__REQUEST__: What lines of the data include the string "Settings"? Copy them all.

__INPUT FOR THIS TASK__:
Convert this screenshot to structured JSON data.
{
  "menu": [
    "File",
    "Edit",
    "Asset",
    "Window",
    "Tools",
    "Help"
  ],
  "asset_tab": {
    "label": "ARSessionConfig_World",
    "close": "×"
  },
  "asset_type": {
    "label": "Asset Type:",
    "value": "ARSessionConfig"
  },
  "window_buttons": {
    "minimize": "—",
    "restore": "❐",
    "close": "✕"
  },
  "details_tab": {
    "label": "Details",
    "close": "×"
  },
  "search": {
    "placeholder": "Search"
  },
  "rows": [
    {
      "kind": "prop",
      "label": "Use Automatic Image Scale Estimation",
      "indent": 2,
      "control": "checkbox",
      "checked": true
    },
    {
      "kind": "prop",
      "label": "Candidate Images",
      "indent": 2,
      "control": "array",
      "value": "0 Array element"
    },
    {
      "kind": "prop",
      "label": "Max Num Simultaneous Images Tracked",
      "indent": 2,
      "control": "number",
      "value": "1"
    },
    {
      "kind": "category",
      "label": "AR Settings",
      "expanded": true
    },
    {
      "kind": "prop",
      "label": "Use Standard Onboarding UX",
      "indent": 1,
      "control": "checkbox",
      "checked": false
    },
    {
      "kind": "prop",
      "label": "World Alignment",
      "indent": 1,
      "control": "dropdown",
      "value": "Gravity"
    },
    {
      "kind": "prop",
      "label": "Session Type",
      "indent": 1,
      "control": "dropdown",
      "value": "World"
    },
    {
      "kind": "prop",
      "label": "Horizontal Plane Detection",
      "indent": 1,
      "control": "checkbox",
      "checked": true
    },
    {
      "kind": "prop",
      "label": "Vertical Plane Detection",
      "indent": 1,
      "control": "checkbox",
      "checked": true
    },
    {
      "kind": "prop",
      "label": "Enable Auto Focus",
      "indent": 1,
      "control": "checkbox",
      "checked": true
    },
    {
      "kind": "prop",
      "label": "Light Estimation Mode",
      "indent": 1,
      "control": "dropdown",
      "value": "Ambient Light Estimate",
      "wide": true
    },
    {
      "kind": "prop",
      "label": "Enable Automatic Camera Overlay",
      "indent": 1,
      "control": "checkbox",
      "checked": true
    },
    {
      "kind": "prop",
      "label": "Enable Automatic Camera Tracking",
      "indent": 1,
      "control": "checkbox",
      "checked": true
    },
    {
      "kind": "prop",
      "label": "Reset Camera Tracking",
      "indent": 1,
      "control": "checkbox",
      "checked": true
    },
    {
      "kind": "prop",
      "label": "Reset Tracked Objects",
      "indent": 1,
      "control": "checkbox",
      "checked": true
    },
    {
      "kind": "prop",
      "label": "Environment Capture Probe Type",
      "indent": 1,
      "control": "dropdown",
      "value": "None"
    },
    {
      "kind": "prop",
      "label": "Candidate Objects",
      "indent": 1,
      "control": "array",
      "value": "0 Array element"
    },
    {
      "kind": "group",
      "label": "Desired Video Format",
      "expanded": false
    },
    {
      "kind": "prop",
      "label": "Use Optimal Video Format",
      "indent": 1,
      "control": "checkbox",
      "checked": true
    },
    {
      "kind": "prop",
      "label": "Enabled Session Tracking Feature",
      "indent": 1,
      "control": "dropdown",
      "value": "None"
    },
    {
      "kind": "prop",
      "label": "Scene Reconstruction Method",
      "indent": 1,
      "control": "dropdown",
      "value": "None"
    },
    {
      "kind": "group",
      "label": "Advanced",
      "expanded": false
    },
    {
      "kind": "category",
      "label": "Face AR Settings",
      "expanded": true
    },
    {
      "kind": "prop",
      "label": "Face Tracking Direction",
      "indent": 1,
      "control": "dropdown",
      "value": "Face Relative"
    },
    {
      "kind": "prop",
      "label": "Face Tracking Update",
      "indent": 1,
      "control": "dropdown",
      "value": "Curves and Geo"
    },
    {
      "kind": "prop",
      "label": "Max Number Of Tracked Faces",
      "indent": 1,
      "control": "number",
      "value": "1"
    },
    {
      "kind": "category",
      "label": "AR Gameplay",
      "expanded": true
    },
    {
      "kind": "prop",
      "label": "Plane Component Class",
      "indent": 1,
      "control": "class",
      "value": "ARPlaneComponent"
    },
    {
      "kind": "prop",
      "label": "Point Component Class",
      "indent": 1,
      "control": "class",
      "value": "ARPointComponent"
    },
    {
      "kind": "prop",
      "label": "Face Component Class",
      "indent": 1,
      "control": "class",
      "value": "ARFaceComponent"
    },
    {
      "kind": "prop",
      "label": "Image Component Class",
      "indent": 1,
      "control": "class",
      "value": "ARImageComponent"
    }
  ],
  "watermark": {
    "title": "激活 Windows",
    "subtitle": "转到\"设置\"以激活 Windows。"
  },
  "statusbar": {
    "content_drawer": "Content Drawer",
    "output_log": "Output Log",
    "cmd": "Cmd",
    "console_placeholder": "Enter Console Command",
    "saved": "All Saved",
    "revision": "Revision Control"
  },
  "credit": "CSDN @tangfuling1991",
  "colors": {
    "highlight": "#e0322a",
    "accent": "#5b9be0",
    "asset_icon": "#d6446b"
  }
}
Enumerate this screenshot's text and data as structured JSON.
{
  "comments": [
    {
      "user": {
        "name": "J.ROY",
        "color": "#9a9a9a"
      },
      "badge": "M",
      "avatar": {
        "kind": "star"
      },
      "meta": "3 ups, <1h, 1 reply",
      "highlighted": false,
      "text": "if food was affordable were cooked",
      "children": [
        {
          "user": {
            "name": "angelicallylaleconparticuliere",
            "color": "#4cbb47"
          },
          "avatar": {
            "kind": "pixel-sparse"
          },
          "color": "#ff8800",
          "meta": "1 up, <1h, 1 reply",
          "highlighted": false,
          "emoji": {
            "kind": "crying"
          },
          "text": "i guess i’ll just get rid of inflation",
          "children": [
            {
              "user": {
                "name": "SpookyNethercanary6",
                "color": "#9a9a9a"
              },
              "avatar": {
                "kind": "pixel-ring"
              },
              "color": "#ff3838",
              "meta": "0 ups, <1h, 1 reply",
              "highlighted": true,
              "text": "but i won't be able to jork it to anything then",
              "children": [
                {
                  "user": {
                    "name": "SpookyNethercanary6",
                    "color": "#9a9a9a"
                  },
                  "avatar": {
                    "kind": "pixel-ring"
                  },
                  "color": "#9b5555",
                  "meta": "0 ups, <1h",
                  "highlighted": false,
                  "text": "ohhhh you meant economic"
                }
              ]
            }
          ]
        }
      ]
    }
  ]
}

__WORKED SOLUTION__:
      "label": "AR Settings",
      "label": "Face AR Settings",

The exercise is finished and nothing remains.